Data entries:
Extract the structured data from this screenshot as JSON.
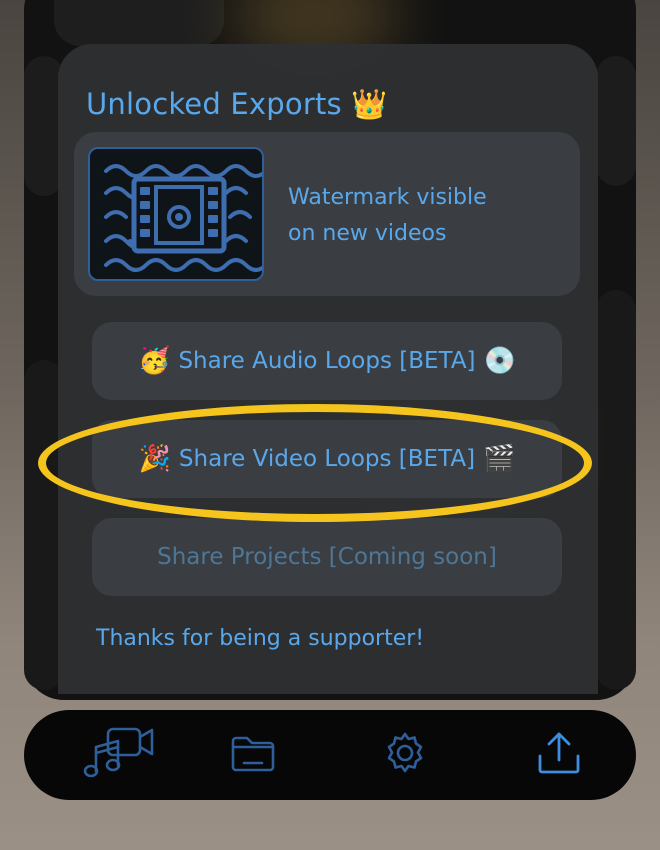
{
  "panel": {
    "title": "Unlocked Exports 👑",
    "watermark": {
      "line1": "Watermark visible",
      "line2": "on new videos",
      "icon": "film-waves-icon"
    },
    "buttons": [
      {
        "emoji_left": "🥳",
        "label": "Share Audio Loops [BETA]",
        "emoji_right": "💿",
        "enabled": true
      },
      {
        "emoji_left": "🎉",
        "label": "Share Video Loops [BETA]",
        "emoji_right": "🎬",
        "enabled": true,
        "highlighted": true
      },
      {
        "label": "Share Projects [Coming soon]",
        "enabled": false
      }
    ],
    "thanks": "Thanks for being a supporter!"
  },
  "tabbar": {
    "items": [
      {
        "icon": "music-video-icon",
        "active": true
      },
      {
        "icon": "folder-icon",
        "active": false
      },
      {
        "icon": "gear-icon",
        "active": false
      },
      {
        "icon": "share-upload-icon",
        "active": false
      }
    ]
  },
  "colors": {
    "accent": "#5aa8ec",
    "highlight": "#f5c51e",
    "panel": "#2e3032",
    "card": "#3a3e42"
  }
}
* * *
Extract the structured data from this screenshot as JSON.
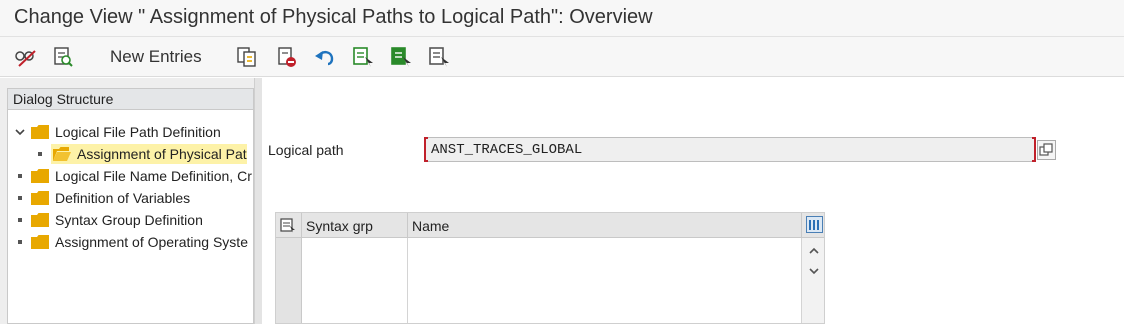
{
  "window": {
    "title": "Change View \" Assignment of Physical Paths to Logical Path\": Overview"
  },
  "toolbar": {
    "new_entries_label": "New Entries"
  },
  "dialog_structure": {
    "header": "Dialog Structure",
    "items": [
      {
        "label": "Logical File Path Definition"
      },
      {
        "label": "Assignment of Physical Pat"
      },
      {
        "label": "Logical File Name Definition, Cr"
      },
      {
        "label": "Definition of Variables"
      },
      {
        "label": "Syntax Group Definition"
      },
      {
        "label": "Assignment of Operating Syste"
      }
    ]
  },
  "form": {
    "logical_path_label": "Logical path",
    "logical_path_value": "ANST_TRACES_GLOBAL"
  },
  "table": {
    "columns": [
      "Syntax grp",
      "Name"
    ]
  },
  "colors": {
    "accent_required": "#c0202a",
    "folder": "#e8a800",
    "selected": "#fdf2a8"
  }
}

Written task:
Read the data above. Pull out each line in which the string "Syntax" appears.

Exercise solution:
        "label": "Syntax Group Definition"
      "Syntax grp",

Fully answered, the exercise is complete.